* Data records *
========================
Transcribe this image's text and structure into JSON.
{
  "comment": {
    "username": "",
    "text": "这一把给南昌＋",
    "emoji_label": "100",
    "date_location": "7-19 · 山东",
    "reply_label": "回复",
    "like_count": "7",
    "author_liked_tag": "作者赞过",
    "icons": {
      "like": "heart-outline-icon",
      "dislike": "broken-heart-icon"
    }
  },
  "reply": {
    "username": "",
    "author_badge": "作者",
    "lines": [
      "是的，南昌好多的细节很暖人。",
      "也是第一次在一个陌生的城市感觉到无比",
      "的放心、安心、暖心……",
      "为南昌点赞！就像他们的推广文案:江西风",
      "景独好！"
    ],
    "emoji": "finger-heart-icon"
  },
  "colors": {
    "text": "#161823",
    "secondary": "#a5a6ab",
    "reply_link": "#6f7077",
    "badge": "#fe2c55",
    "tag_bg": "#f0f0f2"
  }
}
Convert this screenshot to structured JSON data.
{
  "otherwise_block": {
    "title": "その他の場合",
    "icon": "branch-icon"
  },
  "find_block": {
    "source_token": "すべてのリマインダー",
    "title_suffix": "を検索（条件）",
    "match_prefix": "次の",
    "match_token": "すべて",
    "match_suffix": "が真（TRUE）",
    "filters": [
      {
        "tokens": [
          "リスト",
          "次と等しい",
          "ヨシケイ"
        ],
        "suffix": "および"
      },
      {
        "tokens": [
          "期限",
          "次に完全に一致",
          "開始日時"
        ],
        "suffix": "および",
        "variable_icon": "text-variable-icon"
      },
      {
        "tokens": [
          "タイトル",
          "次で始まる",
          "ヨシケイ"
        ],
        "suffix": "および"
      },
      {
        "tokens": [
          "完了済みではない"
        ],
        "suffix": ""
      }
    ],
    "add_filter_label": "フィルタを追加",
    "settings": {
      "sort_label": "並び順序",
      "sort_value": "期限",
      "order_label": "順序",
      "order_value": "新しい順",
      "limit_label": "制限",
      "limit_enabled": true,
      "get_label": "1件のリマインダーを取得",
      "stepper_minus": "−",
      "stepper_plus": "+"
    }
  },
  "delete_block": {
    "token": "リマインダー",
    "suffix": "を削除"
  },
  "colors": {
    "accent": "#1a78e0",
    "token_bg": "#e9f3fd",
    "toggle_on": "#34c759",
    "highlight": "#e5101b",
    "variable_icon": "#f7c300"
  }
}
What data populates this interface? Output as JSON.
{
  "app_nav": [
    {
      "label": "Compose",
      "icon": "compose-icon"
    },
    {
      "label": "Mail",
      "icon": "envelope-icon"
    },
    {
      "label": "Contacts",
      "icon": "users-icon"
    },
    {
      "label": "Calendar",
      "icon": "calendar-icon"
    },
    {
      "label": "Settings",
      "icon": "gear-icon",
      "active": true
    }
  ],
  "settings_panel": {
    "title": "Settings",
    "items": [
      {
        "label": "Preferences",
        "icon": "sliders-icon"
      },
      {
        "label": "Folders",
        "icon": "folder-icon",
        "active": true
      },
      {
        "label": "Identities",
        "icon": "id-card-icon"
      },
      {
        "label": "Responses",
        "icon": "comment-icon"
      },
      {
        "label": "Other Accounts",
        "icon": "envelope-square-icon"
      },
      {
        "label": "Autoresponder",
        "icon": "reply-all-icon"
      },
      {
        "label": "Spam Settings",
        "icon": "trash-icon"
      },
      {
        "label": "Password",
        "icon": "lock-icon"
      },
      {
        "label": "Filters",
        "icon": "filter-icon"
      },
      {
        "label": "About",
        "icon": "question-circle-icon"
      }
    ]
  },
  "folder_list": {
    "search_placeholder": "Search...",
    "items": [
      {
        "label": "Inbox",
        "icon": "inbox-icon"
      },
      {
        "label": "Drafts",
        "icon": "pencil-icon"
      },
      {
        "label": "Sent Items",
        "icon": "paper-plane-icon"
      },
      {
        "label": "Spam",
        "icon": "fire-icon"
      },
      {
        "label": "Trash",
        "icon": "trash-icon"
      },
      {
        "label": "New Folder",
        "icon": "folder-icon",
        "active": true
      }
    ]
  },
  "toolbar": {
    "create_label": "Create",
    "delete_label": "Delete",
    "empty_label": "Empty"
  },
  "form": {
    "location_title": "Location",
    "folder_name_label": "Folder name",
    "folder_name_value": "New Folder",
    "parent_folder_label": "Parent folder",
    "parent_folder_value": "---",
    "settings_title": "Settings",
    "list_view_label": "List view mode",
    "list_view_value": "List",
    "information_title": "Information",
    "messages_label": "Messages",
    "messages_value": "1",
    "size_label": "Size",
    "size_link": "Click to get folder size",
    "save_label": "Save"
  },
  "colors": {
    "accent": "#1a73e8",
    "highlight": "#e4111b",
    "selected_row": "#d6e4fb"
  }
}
========================
* THE PROBLEM *
Extract the complete listing verbatim.

* RESPONSE TO THIS EXERCISE *
Transcribe this image's text and structure into JSON.
{
  "comment": {
    "username": "",
    "text": "这一把给南昌＋",
    "emoji_label": "100",
    "date_location": "7-19 · 山东",
    "reply_label": "回复",
    "like_count": "7",
    "author_liked_tag": "作者赞过",
    "icons": {
      "like": "heart-outline-icon",
      "dislike": "broken-heart-icon"
    }
  },
  "reply": {
    "username": "",
    "author_badge": "作者",
    "lines": [
      "是的，南昌好多的细节很暖人。",
      "也是第一次在一个陌生的城市感觉到无比",
      "的放心、安心、暖心……",
      "为南昌点赞！就像他们的推广文案:江西风",
      "景独好！"
    ],
    "emoji": "finger-heart-icon"
  },
  "colors": {
    "text": "#161823",
    "secondary": "#a5a6ab",
    "reply_link": "#6f7077",
    "badge": "#fe2c55",
    "tag_bg": "#f0f0f2"
  }
}
Convert this screenshot to structured JSON data.
{
  "otherwise_block": {
    "title": "その他の場合",
    "icon": "branch-icon"
  },
  "find_block": {
    "source_token": "すべてのリマインダー",
    "title_suffix": "を検索（条件）",
    "match_prefix": "次の",
    "match_token": "すべて",
    "match_suffix": "が真（TRUE）",
    "filters": [
      {
        "tokens": [
          "リスト",
          "次と等しい",
          "ヨシケイ"
        ],
        "suffix": "および"
      },
      {
        "tokens": [
          "期限",
          "次に完全に一致",
          "開始日時"
        ],
        "suffix": "および",
        "variable_icon": "text-variable-icon"
      },
      {
        "tokens": [
          "タイトル",
          "次で始まる",
          "ヨシケイ"
        ],
        "suffix": "および"
      },
      {
        "tokens": [
          "完了済みではない"
        ],
        "suffix": ""
      }
    ],
    "add_filter_label": "フィルタを追加",
    "settings": {
      "sort_label": "並び順序",
      "sort_value": "期限",
      "order_label": "順序",
      "order_value": "新しい順",
      "limit_label": "制限",
      "limit_enabled": true,
      "get_label": "1件のリマインダーを取得",
      "stepper_minus": "−",
      "stepper_plus": "+"
    }
  },
  "delete_block": {
    "token": "リマインダー",
    "suffix": "を削除"
  },
  "colors": {
    "accent": "#1a78e0",
    "token_bg": "#e9f3fd",
    "toggle_on": "#34c759",
    "highlight": "#e5101b",
    "variable_icon": "#f7c300"
  }
}
What data populates this interface? Output as JSON.
{
  "app_nav": [
    {
      "label": "Compose",
      "icon": "compose-icon"
    },
    {
      "label": "Mail",
      "icon": "envelope-icon"
    },
    {
      "label": "Contacts",
      "icon": "users-icon"
    },
    {
      "label": "Calendar",
      "icon": "calendar-icon"
    },
    {
      "label": "Settings",
      "icon": "gear-icon",
      "active": true
    }
  ],
  "settings_panel": {
    "title": "Settings",
    "items": [
      {
        "label": "Preferences",
        "icon": "sliders-icon"
      },
      {
        "label": "Folders",
        "icon": "folder-icon",
        "active": true
      },
      {
        "label": "Identities",
        "icon": "id-card-icon"
      },
      {
        "label": "Responses",
        "icon": "comment-icon"
      },
      {
        "label": "Other Accounts",
        "icon": "envelope-square-icon"
      },
      {
        "label": "Autoresponder",
        "icon": "reply-all-icon"
      },
      {
        "label": "Spam Settings",
        "icon": "trash-icon"
      },
      {
        "label": "Password",
        "icon": "lock-icon"
      },
      {
        "label": "Filters",
        "icon": "filter-icon"
      },
      {
        "label": "About",
        "icon": "question-circle-icon"
      }
    ]
  },
  "folder_list": {
    "search_placeholder": "Search...",
    "items": [
      {
        "label": "Inbox",
        "icon": "inbox-icon"
      },
      {
        "label": "Drafts",
        "icon": "pencil-icon"
      },
      {
        "label": "Sent Items",
        "icon": "paper-plane-icon"
      },
      {
        "label": "Spam",
        "icon": "fire-icon"
      },
      {
        "label": "Trash",
        "icon": "trash-icon"
      },
      {
        "label": "New Folder",
        "icon": "folder-icon",
        "active": true
      }
    ]
  },
  "toolbar": {
    "create_label": "Create",
    "delete_label": "Delete",
    "empty_label": "Empty"
  },
  "form": {
    "location_title": "Location",
    "folder_name_label": "Folder name",
    "folder_name_value": "New Folder",
    "parent_folder_label": "Parent folder",
    "parent_folder_value": "---",
    "settings_title": "Settings",
    "list_view_label": "List view mode",
    "list_view_value": "List",
    "information_title": "Information",
    "messages_label": "Messages",
    "messages_value": "1",
    "size_label": "Size",
    "size_link": "Click to get folder size",
    "save_label": "Save"
  },
  "colors": {
    "accent": "#1a73e8",
    "highlight": "#e4111b",
    "selected_row": "#d6e4fb"
  }
}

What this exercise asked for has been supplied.